* Start *
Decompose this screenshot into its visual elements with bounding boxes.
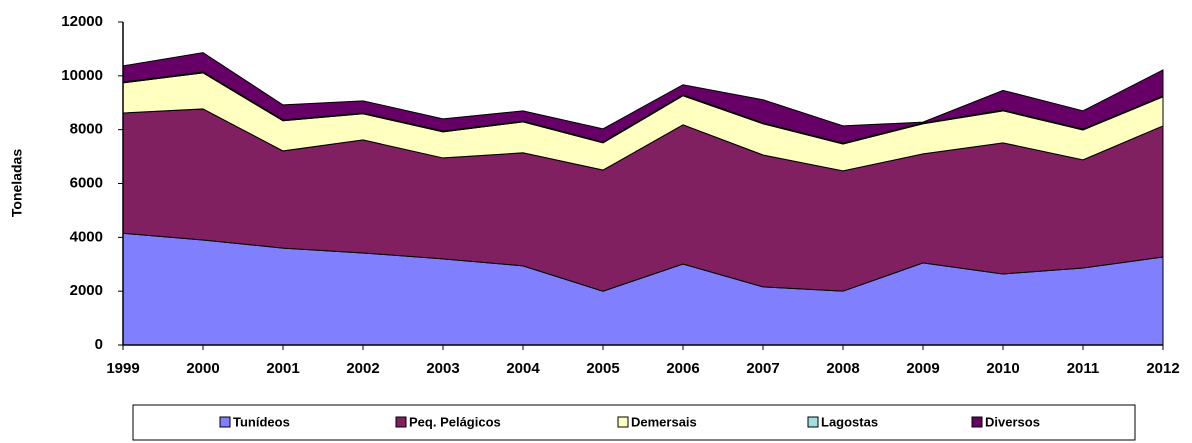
x-tick-label: 2003 <box>426 360 459 377</box>
x-tick-label: 2007 <box>746 360 779 377</box>
y-tick-label: 8000 <box>70 121 103 138</box>
y-axis-title: Toneladas <box>9 149 25 217</box>
x-tick-label: 2002 <box>346 360 379 377</box>
x-tick-label: 2010 <box>986 360 1019 377</box>
x-tick-label: 2012 <box>1146 360 1179 377</box>
y-tick-label: 6000 <box>70 174 103 191</box>
legend-swatch <box>395 416 407 428</box>
legend-swatch <box>807 416 819 428</box>
legend-swatch <box>971 416 983 428</box>
x-tick-label: 2005 <box>586 360 619 377</box>
x-tick-label: 2008 <box>826 360 859 377</box>
legend-swatch <box>617 416 629 428</box>
area <box>122 52 1164 144</box>
x-tick-label: 1999 <box>106 360 139 377</box>
x-tick-label: 2000 <box>186 360 219 377</box>
x-tick-label: 2001 <box>266 360 299 377</box>
legend-label: Diversos <box>985 414 1040 429</box>
x-tick-label: 2006 <box>666 360 699 377</box>
y-tick-label: 4000 <box>70 228 103 245</box>
x-tick-label: 2009 <box>906 360 939 377</box>
legend-label: Demersais <box>631 414 697 429</box>
y-tick-label: 0 <box>95 336 103 353</box>
legend-label: Lagostas <box>821 414 878 429</box>
x-tick-label: 2004 <box>506 360 540 377</box>
legend: Tunídeos Peq. Pelágicos Demersais Lagostas D… <box>132 404 1136 441</box>
legend-label: Tunídeos <box>233 414 290 429</box>
y-tick-label: 10000 <box>61 67 103 84</box>
legend-label: Peq. Pelágicos <box>409 414 501 429</box>
x-tick-label: 2011 <box>1067 360 1100 377</box>
legend-swatch <box>219 416 231 428</box>
y-tick-label: 12000 <box>61 13 103 30</box>
y-tick-label: 2000 <box>70 282 103 299</box>
legend-box <box>132 404 1136 441</box>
* End *
> [Prompt]: Repeat the rows above, substituting "legend-marker" for every "legend-swatch" and changing nothing else. Leave out the picture.

> [Exercise response]:
Decompose this screenshot into its visual elements with bounding boxes.
x-tick-label: 2003 <box>426 360 459 377</box>
x-tick-label: 2007 <box>746 360 779 377</box>
y-tick-label: 8000 <box>70 121 103 138</box>
y-axis-title: Toneladas <box>9 149 25 217</box>
x-tick-label: 2002 <box>346 360 379 377</box>
x-tick-label: 2010 <box>986 360 1019 377</box>
x-tick-label: 2012 <box>1146 360 1179 377</box>
y-tick-label: 6000 <box>70 174 103 191</box>
legend-marker <box>395 416 407 428</box>
legend-marker <box>807 416 819 428</box>
legend-marker <box>971 416 983 428</box>
x-tick-label: 2005 <box>586 360 619 377</box>
x-tick-label: 2008 <box>826 360 859 377</box>
legend-marker <box>617 416 629 428</box>
area <box>122 52 1164 144</box>
x-tick-label: 1999 <box>106 360 139 377</box>
x-tick-label: 2000 <box>186 360 219 377</box>
x-tick-label: 2001 <box>266 360 299 377</box>
legend-label: Diversos <box>985 414 1040 429</box>
x-tick-label: 2006 <box>666 360 699 377</box>
y-tick-label: 4000 <box>70 228 103 245</box>
x-tick-label: 2009 <box>906 360 939 377</box>
legend-label: Demersais <box>631 414 697 429</box>
y-tick-label: 0 <box>95 336 103 353</box>
legend-label: Lagostas <box>821 414 878 429</box>
x-tick-label: 2004 <box>506 360 540 377</box>
legend: Tunídeos Peq. Pelágicos Demersais Lagostas D… <box>132 404 1136 441</box>
legend-label: Tunídeos <box>233 414 290 429</box>
y-tick-label: 10000 <box>61 67 103 84</box>
legend-label: Peq. Pelágicos <box>409 414 501 429</box>
x-tick-label: 2011 <box>1067 360 1100 377</box>
legend-marker <box>219 416 231 428</box>
y-tick-label: 12000 <box>61 13 103 30</box>
y-tick-label: 2000 <box>70 282 103 299</box>
legend-box <box>132 404 1136 441</box>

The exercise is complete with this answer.